TASK PROMPT: Reproduce the material exactly, omitting nothing.

= = =

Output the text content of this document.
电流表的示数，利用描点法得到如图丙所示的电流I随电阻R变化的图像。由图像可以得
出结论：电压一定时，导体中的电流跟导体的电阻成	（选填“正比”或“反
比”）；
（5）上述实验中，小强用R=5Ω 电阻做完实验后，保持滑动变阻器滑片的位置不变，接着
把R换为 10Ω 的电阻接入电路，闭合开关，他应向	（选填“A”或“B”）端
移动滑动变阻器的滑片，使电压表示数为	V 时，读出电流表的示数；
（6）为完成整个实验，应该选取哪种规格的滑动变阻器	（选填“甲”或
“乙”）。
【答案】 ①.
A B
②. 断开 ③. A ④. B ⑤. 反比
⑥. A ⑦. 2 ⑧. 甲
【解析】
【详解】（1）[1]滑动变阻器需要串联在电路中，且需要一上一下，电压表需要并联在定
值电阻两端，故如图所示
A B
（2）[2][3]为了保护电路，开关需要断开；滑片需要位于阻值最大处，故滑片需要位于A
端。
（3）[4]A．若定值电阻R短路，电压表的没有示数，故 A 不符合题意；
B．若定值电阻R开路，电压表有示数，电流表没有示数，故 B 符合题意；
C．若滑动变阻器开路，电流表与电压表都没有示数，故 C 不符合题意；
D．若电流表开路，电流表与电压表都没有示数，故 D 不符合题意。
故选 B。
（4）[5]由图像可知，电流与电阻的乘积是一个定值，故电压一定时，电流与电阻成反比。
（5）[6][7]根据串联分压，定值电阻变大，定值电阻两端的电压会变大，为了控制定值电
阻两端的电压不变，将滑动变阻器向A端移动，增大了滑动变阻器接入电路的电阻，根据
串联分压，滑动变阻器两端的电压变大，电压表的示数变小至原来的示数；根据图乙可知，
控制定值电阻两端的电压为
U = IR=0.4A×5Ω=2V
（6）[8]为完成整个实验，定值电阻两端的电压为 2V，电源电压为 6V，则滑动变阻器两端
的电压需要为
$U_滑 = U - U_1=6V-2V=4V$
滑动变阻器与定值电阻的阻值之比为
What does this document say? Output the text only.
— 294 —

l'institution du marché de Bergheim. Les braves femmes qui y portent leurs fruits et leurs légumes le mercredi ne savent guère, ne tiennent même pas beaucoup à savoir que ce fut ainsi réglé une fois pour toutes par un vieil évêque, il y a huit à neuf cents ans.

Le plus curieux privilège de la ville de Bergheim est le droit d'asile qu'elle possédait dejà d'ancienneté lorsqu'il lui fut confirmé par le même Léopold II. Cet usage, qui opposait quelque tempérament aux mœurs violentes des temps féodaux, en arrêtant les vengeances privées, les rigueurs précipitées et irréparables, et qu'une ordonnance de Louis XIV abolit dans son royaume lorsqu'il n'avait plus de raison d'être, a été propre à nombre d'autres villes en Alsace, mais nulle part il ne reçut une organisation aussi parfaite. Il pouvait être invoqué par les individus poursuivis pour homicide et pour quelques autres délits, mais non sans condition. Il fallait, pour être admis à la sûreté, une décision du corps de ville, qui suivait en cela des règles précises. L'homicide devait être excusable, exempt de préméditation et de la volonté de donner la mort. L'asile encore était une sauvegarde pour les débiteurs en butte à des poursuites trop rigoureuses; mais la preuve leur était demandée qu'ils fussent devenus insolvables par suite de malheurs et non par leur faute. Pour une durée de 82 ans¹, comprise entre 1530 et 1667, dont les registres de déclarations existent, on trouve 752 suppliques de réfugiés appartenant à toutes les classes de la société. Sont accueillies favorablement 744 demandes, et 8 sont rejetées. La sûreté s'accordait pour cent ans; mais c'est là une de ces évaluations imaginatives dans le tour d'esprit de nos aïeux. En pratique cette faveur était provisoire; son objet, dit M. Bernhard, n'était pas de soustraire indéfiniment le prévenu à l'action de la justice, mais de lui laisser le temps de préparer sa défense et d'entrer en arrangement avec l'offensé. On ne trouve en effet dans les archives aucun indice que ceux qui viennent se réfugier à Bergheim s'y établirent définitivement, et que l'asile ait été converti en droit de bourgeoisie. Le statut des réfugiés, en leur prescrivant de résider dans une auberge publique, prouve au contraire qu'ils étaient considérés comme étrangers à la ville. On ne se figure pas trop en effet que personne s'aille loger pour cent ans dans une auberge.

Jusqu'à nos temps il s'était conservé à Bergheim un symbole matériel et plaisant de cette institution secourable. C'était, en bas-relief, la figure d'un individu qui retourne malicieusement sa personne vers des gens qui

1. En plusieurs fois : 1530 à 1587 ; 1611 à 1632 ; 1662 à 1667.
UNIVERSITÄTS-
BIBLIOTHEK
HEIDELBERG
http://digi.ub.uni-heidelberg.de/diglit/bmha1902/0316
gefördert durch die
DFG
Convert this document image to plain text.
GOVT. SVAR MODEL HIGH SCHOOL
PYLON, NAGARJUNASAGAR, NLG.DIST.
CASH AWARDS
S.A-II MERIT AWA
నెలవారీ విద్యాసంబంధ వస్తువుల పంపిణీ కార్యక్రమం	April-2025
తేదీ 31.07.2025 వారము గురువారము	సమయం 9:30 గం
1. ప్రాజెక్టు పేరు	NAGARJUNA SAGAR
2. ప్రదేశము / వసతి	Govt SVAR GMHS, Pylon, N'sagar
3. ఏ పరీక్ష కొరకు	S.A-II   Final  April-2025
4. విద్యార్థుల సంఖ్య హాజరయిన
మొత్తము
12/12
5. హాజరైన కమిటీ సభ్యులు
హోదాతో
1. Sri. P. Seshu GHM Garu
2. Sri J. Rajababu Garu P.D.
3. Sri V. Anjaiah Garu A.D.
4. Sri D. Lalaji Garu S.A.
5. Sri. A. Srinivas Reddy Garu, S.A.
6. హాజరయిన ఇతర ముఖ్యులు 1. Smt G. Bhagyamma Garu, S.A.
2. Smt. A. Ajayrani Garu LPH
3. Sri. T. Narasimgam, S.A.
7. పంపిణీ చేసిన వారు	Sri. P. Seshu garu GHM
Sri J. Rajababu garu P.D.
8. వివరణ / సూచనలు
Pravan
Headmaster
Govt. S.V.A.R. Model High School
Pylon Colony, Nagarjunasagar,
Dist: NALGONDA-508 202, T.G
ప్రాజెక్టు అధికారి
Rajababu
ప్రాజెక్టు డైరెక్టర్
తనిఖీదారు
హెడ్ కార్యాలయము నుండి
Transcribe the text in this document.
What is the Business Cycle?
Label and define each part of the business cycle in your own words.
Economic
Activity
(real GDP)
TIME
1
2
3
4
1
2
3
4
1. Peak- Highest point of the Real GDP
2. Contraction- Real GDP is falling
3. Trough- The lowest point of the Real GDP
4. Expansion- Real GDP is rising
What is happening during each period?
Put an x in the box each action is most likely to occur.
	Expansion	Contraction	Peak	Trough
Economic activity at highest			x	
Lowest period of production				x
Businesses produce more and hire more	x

= = =

ANSWER TO THIS PROBLEM:
Output the text content of this document.
电流表的示数，利用描点法得到如图丙所示的电流I随电阻R变化的图像。由图像可以得
出结论：电压一定时，导体中的电流跟导体的电阻成	（选填“正比”或“反
比”）；
（5）上述实验中，小强用R=5Ω 电阻做完实验后，保持滑动变阻器滑片的位置不变，接着
把R换为 10Ω 的电阻接入电路，闭合开关，他应向	（选填“A”或“B”）端
移动滑动变阻器的滑片，使电压表示数为	V 时，读出电流表的示数；
（6）为完成整个实验，应该选取哪种规格的滑动变阻器	（选填“甲”或
“乙”）。
【答案】 ①.
A B
②. 断开 ③. A ④. B ⑤. 反比
⑥. A ⑦. 2 ⑧. 甲
【解析】
【详解】（1）[1]滑动变阻器需要串联在电路中，且需要一上一下，电压表需要并联在定
值电阻两端，故如图所示
A B
（2）[2][3]为了保护电路，开关需要断开；滑片需要位于阻值最大处，故滑片需要位于A
端。
（3）[4]A．若定值电阻R短路，电压表的没有示数，故 A 不符合题意；
B．若定值电阻R开路，电压表有示数，电流表没有示数，故 B 符合题意；
C．若滑动变阻器开路，电流表与电压表都没有示数，故 C 不符合题意；
D．若电流表开路，电流表与电压表都没有示数，故 D 不符合题意。
故选 B。
（4）[5]由图像可知，电流与电阻的乘积是一个定值，故电压一定时，电流与电阻成反比。
（5）[6][7]根据串联分压，定值电阻变大，定值电阻两端的电压会变大，为了控制定值电
阻两端的电压不变，将滑动变阻器向A端移动，增大了滑动变阻器接入电路的电阻，根据
串联分压，滑动变阻器两端的电压变大，电压表的示数变小至原来的示数；根据图乙可知，
控制定值电阻两端的电压为
U = IR=0.4A×5Ω=2V
（6）[8]为完成整个实验，定值电阻两端的电压为 2V，电源电压为 6V，则滑动变阻器两端
的电压需要为
$U_滑 = U - U_1=6V-2V=4V$
滑动变阻器与定值电阻的阻值之比为
What does this document say? Output the text only.
— 294 —

l'institution du marché de Bergheim. Les braves femmes qui y portent leurs fruits et leurs légumes le mercredi ne savent guère, ne tiennent même pas beaucoup à savoir que ce fut ainsi réglé une fois pour toutes par un vieil évêque, il y a huit à neuf cents ans.

Le plus curieux privilège de la ville de Bergheim est le droit d'asile qu'elle possédait dejà d'ancienneté lorsqu'il lui fut confirmé par le même Léopold II. Cet usage, qui opposait quelque tempérament aux mœurs violentes des temps féodaux, en arrêtant les vengeances privées, les rigueurs précipitées et irréparables, et qu'une ordonnance de Louis XIV abolit dans son royaume lorsqu'il n'avait plus de raison d'être, a été propre à nombre d'autres villes en Alsace, mais nulle part il ne reçut une organisation aussi parfaite. Il pouvait être invoqué par les individus poursuivis pour homicide et pour quelques autres délits, mais non sans condition. Il fallait, pour être admis à la sûreté, une décision du corps de ville, qui suivait en cela des règles précises. L'homicide devait être excusable, exempt de préméditation et de la volonté de donner la mort. L'asile encore était une sauvegarde pour les débiteurs en butte à des poursuites trop rigoureuses; mais la preuve leur était demandée qu'ils fussent devenus insolvables par suite de malheurs et non par leur faute. Pour une durée de 82 ans¹, comprise entre 1530 et 1667, dont les registres de déclarations existent, on trouve 752 suppliques de réfugiés appartenant à toutes les classes de la société. Sont accueillies favorablement 744 demandes, et 8 sont rejetées. La sûreté s'accordait pour cent ans; mais c'est là une de ces évaluations imaginatives dans le tour d'esprit de nos aïeux. En pratique cette faveur était provisoire; son objet, dit M. Bernhard, n'était pas de soustraire indéfiniment le prévenu à l'action de la justice, mais de lui laisser le temps de préparer sa défense et d'entrer en arrangement avec l'offensé. On ne trouve en effet dans les archives aucun indice que ceux qui viennent se réfugier à Bergheim s'y établirent définitivement, et que l'asile ait été converti en droit de bourgeoisie. Le statut des réfugiés, en leur prescrivant de résider dans une auberge publique, prouve au contraire qu'ils étaient considérés comme étrangers à la ville. On ne se figure pas trop en effet que personne s'aille loger pour cent ans dans une auberge.

Jusqu'à nos temps il s'était conservé à Bergheim un symbole matériel et plaisant de cette institution secourable. C'était, en bas-relief, la figure d'un individu qui retourne malicieusement sa personne vers des gens qui

1. En plusieurs fois : 1530 à 1587 ; 1611 à 1632 ; 1662 à 1667.
UNIVERSITÄTS-
BIBLIOTHEK
HEIDELBERG
http://digi.ub.uni-heidelberg.de/diglit/bmha1902/0316
gefördert durch die
DFG
Convert this document image to plain text.
GOVT. SVAR MODEL HIGH SCHOOL
PYLON, NAGARJUNASAGAR, NLG.DIST.
CASH AWARDS
S.A-II MERIT AWA
నెలవారీ విద్యాసంబంధ వస్తువుల పంపిణీ కార్యక్రమం	April-2025
తేదీ 31.07.2025 వారము గురువారము	సమయం 9:30 గం
1. ప్రాజెక్టు పేరు	NAGARJUNA SAGAR
2. ప్రదేశము / వసతి	Govt SVAR GMHS, Pylon, N'sagar
3. ఏ పరీక్ష కొరకు	S.A-II   Final  April-2025
4. విద్యార్థుల సంఖ్య హాజరయిన
మొత్తము
12/12
5. హాజరైన కమిటీ సభ్యులు
హోదాతో
1. Sri. P. Seshu GHM Garu
2. Sri J. Rajababu Garu P.D.
3. Sri V. Anjaiah Garu A.D.
4. Sri D. Lalaji Garu S.A.
5. Sri. A. Srinivas Reddy Garu, S.A.
6. హాజరయిన ఇతర ముఖ్యులు 1. Smt G. Bhagyamma Garu, S.A.
2. Smt. A. Ajayrani Garu LPH
3. Sri. T. Narasimgam, S.A.
7. పంపిణీ చేసిన వారు	Sri. P. Seshu garu GHM
Sri J. Rajababu garu P.D.
8. వివరణ / సూచనలు
Pravan
Headmaster
Govt. S.V.A.R. Model High School
Pylon Colony, Nagarjunasagar,
Dist: NALGONDA-508 202, T.G
ప్రాజెక్టు అధికారి
Rajababu
ప్రాజెక్టు డైరెక్టర్
తనిఖీదారు
హెడ్ కార్యాలయము నుండి
Transcribe the text in this document.
What is the Business Cycle?
Label and define each part of the business cycle in your own words.
Economic
Activity
(real GDP)
TIME
1
2
3
4
1
2
3
4
1. Peak- Highest point of the Real GDP
2. Contraction- Real GDP is falling
3. Trough- The lowest point of the Real GDP
4. Expansion- Real GDP is rising
What is happening during each period?
Put an x in the box each action is most likely to occur.
	Expansion	Contraction	Peak	Trough
Economic activity at highest			x	
Lowest period of production				x
Businesses produce more and hire more	x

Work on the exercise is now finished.